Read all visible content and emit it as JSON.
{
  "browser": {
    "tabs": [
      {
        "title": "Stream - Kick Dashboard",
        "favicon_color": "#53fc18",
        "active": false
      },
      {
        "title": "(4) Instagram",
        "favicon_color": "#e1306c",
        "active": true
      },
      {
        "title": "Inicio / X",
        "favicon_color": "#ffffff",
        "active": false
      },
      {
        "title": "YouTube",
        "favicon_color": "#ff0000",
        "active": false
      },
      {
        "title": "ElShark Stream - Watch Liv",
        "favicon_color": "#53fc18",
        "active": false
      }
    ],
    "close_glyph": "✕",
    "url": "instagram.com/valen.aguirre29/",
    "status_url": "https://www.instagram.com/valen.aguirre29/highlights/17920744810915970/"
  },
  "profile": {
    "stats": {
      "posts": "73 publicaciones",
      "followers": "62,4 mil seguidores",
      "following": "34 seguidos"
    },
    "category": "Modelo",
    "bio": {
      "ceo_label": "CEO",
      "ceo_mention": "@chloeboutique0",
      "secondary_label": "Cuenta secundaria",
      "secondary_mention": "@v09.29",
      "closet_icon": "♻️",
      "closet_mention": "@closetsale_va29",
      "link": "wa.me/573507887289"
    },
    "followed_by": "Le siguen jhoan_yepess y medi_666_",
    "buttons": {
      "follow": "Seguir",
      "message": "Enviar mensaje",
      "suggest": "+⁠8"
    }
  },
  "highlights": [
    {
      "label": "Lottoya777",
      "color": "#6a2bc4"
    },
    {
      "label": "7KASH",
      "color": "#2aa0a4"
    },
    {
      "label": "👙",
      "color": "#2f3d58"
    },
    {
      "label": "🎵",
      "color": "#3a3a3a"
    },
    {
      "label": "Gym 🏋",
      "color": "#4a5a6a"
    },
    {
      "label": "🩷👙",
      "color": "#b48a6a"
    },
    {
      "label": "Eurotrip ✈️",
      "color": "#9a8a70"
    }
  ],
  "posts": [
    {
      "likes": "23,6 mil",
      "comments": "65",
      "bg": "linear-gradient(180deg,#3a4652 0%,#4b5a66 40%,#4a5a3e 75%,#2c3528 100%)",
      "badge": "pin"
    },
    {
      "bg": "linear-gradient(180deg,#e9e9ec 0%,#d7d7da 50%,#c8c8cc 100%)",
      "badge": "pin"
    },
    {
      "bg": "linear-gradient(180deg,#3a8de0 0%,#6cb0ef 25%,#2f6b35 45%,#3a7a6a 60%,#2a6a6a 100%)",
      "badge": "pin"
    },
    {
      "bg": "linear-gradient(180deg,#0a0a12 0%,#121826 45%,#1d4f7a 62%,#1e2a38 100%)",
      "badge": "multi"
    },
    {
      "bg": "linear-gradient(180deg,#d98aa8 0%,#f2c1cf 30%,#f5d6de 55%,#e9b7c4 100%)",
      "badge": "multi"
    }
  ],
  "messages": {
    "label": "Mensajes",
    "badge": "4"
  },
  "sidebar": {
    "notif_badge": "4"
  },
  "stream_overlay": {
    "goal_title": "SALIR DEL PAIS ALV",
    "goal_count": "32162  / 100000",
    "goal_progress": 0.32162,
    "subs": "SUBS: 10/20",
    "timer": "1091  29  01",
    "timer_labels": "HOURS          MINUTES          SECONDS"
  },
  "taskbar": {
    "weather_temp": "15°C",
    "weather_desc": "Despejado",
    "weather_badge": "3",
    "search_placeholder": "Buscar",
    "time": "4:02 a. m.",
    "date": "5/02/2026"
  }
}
========================================
What to do: Your task is to extract all of the records exactly.

Answer for the task:
Read all visible content and emit it as JSON.
{
  "browser": {
    "tabs": [
      {
        "title": "Stream - Kick Dashboard",
        "favicon_color": "#53fc18",
        "active": false
      },
      {
        "title": "(4) Instagram",
        "favicon_color": "#e1306c",
        "active": true
      },
      {
        "title": "Inicio / X",
        "favicon_color": "#ffffff",
        "active": false
      },
      {
        "title": "YouTube",
        "favicon_color": "#ff0000",
        "active": false
      },
      {
        "title": "ElShark Stream - Watch Liv",
        "favicon_color": "#53fc18",
        "active": false
      }
    ],
    "close_glyph": "✕",
    "url": "instagram.com/valen.aguirre29/",
    "status_url": "https://www.instagram.com/valen.aguirre29/highlights/17920744810915970/"
  },
  "profile": {
    "stats": {
      "posts": "73 publicaciones",
      "followers": "62,4 mil seguidores",
      "following": "34 seguidos"
    },
    "category": "Modelo",
    "bio": {
      "ceo_label": "CEO",
      "ceo_mention": "@chloeboutique0",
      "secondary_label": "Cuenta secundaria",
      "secondary_mention": "@v09.29",
      "closet_icon": "♻️",
      "closet_mention": "@closetsale_va29",
      "link": "wa.me/573507887289"
    },
    "followed_by": "Le siguen jhoan_yepess y medi_666_",
    "buttons": {
      "follow": "Seguir",
      "message": "Enviar mensaje",
      "suggest": "+⁠8"
    }
  },
  "highlights": [
    {
      "label": "Lottoya777",
      "color": "#6a2bc4"
    },
    {
      "label": "7KASH",
      "color": "#2aa0a4"
    },
    {
      "label": "👙",
      "color": "#2f3d58"
    },
    {
      "label": "🎵",
      "color": "#3a3a3a"
    },
    {
      "label": "Gym 🏋",
      "color": "#4a5a6a"
    },
    {
      "label": "🩷👙",
      "color": "#b48a6a"
    },
    {
      "label": "Eurotrip ✈️",
      "color": "#9a8a70"
    }
  ],
  "posts": [
    {
      "likes": "23,6 mil",
      "comments": "65",
      "bg": "linear-gradient(180deg,#3a4652 0%,#4b5a66 40%,#4a5a3e 75%,#2c3528 100%)",
      "badge": "pin"
    },
    {
      "bg": "linear-gradient(180deg,#e9e9ec 0%,#d7d7da 50%,#c8c8cc 100%)",
      "badge": "pin"
    },
    {
      "bg": "linear-gradient(180deg,#3a8de0 0%,#6cb0ef 25%,#2f6b35 45%,#3a7a6a 60%,#2a6a6a 100%)",
      "badge": "pin"
    },
    {
      "bg": "linear-gradient(180deg,#0a0a12 0%,#121826 45%,#1d4f7a 62%,#1e2a38 100%)",
      "badge": "multi"
    },
    {
      "bg": "linear-gradient(180deg,#d98aa8 0%,#f2c1cf 30%,#f5d6de 55%,#e9b7c4 100%)",
      "badge": "multi"
    }
  ],
  "messages": {
    "label": "Mensajes",
    "badge": "4"
  },
  "sidebar": {
    "notif_badge": "4"
  },
  "stream_overlay": {
    "goal_title": "SALIR DEL PAIS ALV",
    "goal_count": "32162  / 100000",
    "goal_progress": 0.32162,
    "subs": "SUBS: 10/20",
    "timer": "1091  29  01",
    "timer_labels": "HOURS          MINUTES          SECONDS"
  },
  "taskbar": {
    "weather_temp": "15°C",
    "weather_desc": "Despejado",
    "weather_badge": "3",
    "search_placeholder": "Buscar",
    "time": "4:02 a. m.",
    "date": "5/02/2026"
  }
}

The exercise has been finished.